◆ **Listed records**:
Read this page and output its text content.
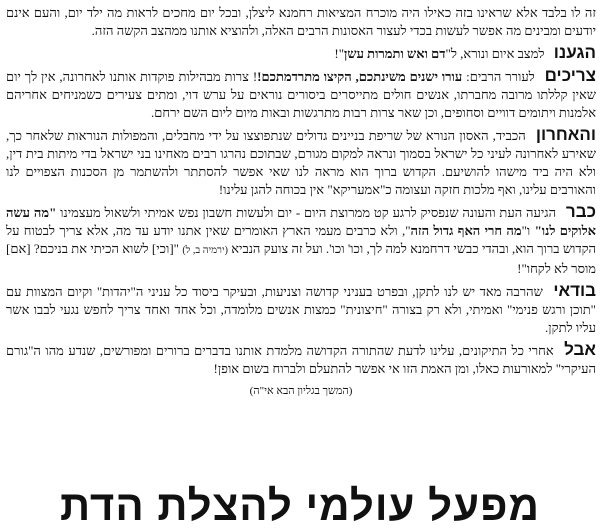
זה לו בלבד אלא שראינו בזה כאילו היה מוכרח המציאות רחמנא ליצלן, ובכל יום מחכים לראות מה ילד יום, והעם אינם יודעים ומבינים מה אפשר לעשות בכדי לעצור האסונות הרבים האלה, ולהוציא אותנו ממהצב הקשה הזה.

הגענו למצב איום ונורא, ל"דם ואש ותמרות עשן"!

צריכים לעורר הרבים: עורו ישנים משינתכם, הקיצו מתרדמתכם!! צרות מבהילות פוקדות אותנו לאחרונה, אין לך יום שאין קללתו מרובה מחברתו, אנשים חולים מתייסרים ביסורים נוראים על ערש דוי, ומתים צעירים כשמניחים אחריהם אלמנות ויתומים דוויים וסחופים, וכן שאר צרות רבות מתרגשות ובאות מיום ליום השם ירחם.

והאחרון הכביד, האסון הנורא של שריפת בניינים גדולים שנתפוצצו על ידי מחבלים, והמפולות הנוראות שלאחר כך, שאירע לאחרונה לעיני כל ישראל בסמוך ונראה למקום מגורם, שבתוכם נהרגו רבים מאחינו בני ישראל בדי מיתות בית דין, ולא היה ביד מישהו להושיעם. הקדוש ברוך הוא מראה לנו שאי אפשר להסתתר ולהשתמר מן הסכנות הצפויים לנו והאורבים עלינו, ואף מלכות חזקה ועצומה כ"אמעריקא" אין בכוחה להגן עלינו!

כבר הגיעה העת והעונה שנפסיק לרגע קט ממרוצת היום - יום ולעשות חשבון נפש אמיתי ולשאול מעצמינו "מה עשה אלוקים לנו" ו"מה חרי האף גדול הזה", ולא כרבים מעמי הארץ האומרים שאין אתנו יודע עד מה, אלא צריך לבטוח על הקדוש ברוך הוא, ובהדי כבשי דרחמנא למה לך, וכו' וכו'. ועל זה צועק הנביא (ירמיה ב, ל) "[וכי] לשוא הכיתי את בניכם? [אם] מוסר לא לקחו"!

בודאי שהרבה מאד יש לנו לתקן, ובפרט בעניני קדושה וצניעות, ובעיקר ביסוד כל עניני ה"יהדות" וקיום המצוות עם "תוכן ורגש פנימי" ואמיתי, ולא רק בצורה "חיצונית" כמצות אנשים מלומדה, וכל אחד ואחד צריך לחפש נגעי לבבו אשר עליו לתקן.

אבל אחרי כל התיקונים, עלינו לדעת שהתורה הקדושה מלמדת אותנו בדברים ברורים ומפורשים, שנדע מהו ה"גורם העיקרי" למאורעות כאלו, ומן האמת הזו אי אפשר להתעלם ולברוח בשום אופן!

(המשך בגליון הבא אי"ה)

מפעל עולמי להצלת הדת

◆ **Written instruction**:
Each entry should be repeated exactly as it appears; the pictures stay out.

◆ **Final result**:
Read this page and output its text content.
זה לו בלבד אלא שראינו בזה כאילו היה מוכרח המציאות רחמנא ליצלן, ובכל יום מחכים לראות מה ילד יום, והעם אינם יודעים ומבינים מה אפשר לעשות בכדי לעצור האסונות הרבים האלה, ולהוציא אותנו ממהצב הקשה הזה.

הגענו למצב איום ונורא, ל"דם ואש ותמרות עשן"!

צריכים לעורר הרבים: עורו ישנים משינתכם, הקיצו מתרדמתכם!! צרות מבהילות פוקדות אותנו לאחרונה, אין לך יום שאין קללתו מרובה מחברתו, אנשים חולים מתייסרים ביסורים נוראים על ערש דוי, ומתים צעירים כשמניחים אחריהם אלמנות ויתומים דוויים וסחופים, וכן שאר צרות רבות מתרגשות ובאות מיום ליום השם ירחם.

והאחרון הכביד, האסון הנורא של שריפת בניינים גדולים שנתפוצצו על ידי מחבלים, והמפולות הנוראות שלאחר כך, שאירע לאחרונה לעיני כל ישראל בסמוך ונראה למקום מגורם, שבתוכם נהרגו רבים מאחינו בני ישראל בדי מיתות בית דין, ולא היה ביד מישהו להושיעם. הקדוש ברוך הוא מראה לנו שאי אפשר להסתתר ולהשתמר מן הסכנות הצפויים לנו והאורבים עלינו, ואף מלכות חזקה ועצומה כ"אמעריקא" אין בכוחה להגן עלינו!

כבר הגיעה העת והעונה שנפסיק לרגע קט ממרוצת היום - יום ולעשות חשבון נפש אמיתי ולשאול מעצמינו "מה עשה אלוקים לנו" ו"מה חרי האף גדול הזה", ולא כרבים מעמי הארץ האומרים שאין אתנו יודע עד מה, אלא צריך לבטוח על הקדוש ברוך הוא, ובהדי כבשי דרחמנא למה לך, וכו' וכו'. ועל זה צועק הנביא (ירמיה ב, ל) "[וכי] לשוא הכיתי את בניכם? [אם] מוסר לא לקחו"!

בודאי שהרבה מאד יש לנו לתקן, ובפרט בעניני קדושה וצניעות, ובעיקר ביסוד כל עניני ה"יהדות" וקיום המצוות עם "תוכן ורגש פנימי" ואמיתי, ולא רק בצורה "חיצונית" כמצות אנשים מלומדה, וכל אחד ואחד צריך לחפש נגעי לבבו אשר עליו לתקן.

אבל אחרי כל התיקונים, עלינו לדעת שהתורה הקדושה מלמדת אותנו בדברים ברורים ומפורשים, שנדע מהו ה"גורם העיקרי" למאורעות כאלו, ומן האמת הזו אי אפשר להתעלם ולברוח בשום אופן!

(המשך בגליון הבא אי"ה)

מפעל עולמי להצלת הדת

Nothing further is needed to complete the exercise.